## PROBLEM
Pick out each line of the records in which the word "structured" appears.

## INFORMATION GIVEN
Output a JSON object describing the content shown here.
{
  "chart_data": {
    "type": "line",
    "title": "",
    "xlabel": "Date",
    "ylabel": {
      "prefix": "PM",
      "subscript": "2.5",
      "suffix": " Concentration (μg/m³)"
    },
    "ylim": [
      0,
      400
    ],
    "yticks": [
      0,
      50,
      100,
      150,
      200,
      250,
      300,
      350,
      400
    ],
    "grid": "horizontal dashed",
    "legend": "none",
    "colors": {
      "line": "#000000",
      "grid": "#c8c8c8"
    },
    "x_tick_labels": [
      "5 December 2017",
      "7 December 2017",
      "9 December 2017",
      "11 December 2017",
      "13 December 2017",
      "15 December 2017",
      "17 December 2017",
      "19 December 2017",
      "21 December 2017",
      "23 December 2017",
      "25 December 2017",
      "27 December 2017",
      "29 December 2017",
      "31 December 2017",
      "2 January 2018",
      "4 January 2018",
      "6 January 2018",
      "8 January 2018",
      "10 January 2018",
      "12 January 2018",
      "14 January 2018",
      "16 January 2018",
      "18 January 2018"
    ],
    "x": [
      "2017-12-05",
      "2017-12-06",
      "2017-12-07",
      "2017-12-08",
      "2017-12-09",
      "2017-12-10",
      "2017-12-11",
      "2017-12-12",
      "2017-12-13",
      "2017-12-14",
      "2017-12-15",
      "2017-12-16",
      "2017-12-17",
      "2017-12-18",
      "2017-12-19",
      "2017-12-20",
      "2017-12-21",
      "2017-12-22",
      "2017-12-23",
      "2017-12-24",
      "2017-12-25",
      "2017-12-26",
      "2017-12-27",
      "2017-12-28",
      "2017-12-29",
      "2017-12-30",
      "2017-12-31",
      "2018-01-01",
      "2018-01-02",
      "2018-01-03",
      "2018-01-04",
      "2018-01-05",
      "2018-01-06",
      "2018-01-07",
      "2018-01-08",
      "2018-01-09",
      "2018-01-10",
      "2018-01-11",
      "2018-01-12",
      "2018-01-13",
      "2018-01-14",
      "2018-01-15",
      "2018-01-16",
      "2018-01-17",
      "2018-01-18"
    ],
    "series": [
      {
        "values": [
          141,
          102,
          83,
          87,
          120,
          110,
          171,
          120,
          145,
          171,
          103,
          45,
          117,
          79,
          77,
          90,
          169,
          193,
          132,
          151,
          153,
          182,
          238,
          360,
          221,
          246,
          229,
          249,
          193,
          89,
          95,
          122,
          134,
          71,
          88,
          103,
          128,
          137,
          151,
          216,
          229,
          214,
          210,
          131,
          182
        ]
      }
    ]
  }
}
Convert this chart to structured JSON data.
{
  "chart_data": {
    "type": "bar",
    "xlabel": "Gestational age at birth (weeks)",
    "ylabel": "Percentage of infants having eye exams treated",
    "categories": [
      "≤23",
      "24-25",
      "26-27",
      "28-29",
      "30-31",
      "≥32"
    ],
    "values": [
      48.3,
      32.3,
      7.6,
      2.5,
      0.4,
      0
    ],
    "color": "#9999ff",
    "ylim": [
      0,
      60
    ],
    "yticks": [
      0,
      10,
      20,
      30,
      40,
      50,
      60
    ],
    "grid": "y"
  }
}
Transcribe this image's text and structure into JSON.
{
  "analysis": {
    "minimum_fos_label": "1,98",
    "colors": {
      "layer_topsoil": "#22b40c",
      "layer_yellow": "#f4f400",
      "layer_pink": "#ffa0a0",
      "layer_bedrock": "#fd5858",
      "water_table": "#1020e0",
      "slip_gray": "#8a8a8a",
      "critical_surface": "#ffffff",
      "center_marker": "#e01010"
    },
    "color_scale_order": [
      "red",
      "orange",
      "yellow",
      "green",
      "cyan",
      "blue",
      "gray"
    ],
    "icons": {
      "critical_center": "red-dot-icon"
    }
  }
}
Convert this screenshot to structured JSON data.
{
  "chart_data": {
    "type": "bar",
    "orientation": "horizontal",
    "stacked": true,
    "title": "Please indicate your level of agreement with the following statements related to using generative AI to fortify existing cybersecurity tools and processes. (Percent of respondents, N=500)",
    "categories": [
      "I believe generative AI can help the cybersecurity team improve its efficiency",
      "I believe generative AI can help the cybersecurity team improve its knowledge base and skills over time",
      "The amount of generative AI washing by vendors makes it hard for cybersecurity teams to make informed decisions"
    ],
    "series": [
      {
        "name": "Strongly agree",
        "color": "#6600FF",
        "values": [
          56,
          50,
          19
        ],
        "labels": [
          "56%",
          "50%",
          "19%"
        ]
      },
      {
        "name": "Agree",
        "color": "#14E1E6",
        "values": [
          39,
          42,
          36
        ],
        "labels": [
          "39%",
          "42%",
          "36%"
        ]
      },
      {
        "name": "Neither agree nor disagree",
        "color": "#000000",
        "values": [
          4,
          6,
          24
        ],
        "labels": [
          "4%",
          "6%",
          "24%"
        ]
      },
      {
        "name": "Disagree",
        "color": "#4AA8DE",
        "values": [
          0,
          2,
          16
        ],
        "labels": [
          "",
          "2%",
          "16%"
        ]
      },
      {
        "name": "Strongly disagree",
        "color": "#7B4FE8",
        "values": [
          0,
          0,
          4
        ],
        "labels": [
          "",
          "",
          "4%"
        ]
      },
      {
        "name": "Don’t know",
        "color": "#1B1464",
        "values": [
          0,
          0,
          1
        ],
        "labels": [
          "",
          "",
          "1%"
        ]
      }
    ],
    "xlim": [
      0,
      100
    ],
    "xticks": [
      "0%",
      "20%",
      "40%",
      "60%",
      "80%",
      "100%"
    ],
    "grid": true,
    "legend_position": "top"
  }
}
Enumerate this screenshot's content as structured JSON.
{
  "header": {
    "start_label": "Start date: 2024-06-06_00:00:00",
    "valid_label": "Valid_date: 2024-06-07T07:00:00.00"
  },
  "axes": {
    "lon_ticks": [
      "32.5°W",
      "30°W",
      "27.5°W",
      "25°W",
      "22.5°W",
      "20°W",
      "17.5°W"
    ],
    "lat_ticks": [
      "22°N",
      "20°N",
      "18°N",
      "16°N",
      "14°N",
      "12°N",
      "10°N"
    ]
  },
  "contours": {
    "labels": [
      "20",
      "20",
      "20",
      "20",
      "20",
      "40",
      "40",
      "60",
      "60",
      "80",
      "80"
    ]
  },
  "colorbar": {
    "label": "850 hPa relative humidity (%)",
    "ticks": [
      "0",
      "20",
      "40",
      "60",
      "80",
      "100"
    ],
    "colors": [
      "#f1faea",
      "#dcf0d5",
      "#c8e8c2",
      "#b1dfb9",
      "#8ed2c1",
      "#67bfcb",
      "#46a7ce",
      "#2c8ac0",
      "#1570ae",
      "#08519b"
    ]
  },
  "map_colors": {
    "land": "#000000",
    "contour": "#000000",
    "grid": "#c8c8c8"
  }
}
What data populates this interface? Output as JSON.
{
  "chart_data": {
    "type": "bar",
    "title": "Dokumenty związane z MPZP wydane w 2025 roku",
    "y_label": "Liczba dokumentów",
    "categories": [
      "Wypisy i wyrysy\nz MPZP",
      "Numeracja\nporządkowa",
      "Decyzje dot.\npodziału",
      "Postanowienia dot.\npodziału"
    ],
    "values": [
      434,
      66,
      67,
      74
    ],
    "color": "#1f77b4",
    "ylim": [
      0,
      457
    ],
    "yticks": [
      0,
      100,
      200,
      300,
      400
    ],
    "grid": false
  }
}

## EXPECTED ANSWER
Convert this chart to structured JSON data.
Convert this screenshot to structured JSON data.
Enumerate this screenshot's content as structured JSON.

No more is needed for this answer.